--- BEGIN Extracted records ---

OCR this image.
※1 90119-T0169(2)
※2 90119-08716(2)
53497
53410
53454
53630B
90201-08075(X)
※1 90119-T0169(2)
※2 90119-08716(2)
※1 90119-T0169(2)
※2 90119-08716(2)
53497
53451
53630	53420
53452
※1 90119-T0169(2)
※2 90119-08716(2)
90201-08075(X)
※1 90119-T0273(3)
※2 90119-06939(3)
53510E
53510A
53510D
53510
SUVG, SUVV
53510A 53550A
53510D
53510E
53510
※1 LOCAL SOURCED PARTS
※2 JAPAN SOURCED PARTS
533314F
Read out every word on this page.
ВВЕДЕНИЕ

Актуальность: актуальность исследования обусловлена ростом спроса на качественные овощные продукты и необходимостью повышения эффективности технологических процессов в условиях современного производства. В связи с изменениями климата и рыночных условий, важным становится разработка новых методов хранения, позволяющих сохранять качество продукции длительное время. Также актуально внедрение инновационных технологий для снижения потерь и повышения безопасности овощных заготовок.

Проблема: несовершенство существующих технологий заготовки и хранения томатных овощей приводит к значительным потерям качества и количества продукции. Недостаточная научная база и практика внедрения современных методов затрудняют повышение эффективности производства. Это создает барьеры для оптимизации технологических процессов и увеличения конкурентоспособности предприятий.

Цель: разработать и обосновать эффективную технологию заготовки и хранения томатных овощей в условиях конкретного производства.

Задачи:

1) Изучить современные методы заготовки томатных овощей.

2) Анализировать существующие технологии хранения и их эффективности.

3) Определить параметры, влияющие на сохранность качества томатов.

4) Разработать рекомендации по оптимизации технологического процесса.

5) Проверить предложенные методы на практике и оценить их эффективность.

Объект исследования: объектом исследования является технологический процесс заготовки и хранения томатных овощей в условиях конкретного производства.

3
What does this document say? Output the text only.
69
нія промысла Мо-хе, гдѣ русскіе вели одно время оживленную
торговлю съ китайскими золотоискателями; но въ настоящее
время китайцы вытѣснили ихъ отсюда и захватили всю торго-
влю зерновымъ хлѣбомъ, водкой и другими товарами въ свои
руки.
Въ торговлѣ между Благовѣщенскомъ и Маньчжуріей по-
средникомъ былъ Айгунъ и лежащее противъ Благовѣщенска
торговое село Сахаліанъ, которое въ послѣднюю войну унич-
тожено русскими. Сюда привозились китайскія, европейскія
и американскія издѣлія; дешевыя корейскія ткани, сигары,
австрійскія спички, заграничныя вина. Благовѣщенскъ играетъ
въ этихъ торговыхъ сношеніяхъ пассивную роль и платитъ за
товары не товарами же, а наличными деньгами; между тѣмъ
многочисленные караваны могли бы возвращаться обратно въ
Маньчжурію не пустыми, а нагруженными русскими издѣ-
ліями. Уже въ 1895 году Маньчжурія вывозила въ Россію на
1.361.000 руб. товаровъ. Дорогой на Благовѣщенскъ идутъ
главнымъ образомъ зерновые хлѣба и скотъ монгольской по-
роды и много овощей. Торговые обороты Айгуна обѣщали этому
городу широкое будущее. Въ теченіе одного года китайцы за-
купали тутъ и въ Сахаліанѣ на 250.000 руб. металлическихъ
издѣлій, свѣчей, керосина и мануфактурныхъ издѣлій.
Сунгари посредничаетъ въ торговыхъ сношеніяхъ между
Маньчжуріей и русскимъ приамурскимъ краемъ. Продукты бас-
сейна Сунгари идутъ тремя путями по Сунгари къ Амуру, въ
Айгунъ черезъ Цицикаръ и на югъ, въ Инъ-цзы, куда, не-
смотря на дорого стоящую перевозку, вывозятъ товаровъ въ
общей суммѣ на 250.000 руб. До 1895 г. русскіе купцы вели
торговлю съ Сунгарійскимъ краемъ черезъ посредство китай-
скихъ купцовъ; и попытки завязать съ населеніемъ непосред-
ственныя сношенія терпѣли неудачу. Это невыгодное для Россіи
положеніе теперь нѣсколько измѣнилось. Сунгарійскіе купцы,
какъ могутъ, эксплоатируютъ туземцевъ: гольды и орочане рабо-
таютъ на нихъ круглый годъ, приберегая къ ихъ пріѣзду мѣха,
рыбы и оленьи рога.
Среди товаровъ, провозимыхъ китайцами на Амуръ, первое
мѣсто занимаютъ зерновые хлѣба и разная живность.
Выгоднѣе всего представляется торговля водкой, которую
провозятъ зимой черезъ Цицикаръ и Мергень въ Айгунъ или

--- END Extracted records ---

The request
List every line above that holds the word "методы".

Response to this task
1) Изучить современные методы заготовки томатных овощей.
5) Проверить предложенные методы на практике и оценить их эффективность.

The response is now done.